### Job
Each entry that follows must be output without any deviation.
####
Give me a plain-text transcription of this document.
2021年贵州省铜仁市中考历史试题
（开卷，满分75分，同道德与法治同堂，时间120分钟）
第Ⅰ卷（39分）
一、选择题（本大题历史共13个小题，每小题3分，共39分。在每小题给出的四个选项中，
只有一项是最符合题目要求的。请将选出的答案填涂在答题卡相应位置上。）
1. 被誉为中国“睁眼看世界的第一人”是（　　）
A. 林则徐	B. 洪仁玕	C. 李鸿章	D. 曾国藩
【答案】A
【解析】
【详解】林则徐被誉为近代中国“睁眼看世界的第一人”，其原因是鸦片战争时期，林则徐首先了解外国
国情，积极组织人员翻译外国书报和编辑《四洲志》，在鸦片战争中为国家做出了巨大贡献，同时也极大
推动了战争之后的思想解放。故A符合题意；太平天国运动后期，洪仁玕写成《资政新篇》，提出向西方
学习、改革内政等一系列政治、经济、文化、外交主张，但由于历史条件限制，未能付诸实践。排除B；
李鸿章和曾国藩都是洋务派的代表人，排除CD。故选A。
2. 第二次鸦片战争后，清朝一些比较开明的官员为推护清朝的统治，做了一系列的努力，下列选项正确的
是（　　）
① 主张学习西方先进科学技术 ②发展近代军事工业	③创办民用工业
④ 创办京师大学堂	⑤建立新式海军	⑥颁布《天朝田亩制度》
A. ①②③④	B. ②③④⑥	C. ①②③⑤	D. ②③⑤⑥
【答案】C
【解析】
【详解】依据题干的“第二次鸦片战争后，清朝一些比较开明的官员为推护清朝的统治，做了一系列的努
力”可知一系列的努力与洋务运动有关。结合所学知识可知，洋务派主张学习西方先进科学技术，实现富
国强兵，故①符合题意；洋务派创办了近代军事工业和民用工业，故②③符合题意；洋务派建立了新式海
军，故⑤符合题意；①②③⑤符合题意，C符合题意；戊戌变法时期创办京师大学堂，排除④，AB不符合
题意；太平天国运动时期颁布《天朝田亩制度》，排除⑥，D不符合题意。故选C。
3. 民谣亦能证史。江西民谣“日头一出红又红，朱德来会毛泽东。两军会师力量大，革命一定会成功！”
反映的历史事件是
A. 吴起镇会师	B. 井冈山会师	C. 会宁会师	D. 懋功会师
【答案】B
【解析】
####
### Task output
Give me a plain-text transcription of this document.
2021年贵州省铜仁市中考历史试题
（开卷，满分75分，同道德与法治同堂，时间120分钟）
第Ⅰ卷（39分）
一、选择题（本大题历史共13个小题，每小题3分，共39分。在每小题给出的四个选项中，
只有一项是最符合题目要求的。请将选出的答案填涂在答题卡相应位置上。）
1. 被誉为中国“睁眼看世界的第一人”是（　　）
A. 林则徐	B. 洪仁玕	C. 李鸿章	D. 曾国藩
【答案】A
【解析】
【详解】林则徐被誉为近代中国“睁眼看世界的第一人”，其原因是鸦片战争时期，林则徐首先了解外国
国情，积极组织人员翻译外国书报和编辑《四洲志》，在鸦片战争中为国家做出了巨大贡献，同时也极大
推动了战争之后的思想解放。故A符合题意；太平天国运动后期，洪仁玕写成《资政新篇》，提出向西方
学习、改革内政等一系列政治、经济、文化、外交主张，但由于历史条件限制，未能付诸实践。排除B；
李鸿章和曾国藩都是洋务派的代表人，排除CD。故选A。
2. 第二次鸦片战争后，清朝一些比较开明的官员为推护清朝的统治，做了一系列的努力，下列选项正确的
是（　　）
① 主张学习西方先进科学技术 ②发展近代军事工业	③创办民用工业
④ 创办京师大学堂	⑤建立新式海军	⑥颁布《天朝田亩制度》
A. ①②③④	B. ②③④⑥	C. ①②③⑤	D. ②③⑤⑥
【答案】C
【解析】
【详解】依据题干的“第二次鸦片战争后，清朝一些比较开明的官员为推护清朝的统治，做了一系列的努
力”可知一系列的努力与洋务运动有关。结合所学知识可知，洋务派主张学习西方先进科学技术，实现富
国强兵，故①符合题意；洋务派创办了近代军事工业和民用工业，故②③符合题意；洋务派建立了新式海
军，故⑤符合题意；①②③⑤符合题意，C符合题意；戊戌变法时期创办京师大学堂，排除④，AB不符合
题意；太平天国运动时期颁布《天朝田亩制度》，排除⑥，D不符合题意。故选C。
3. 民谣亦能证史。江西民谣“日头一出红又红，朱德来会毛泽东。两军会师力量大，革命一定会成功！”
反映的历史事件是
A. 吴起镇会师	B. 井冈山会师	C. 会宁会师	D. 懋功会师
【答案】B
【解析】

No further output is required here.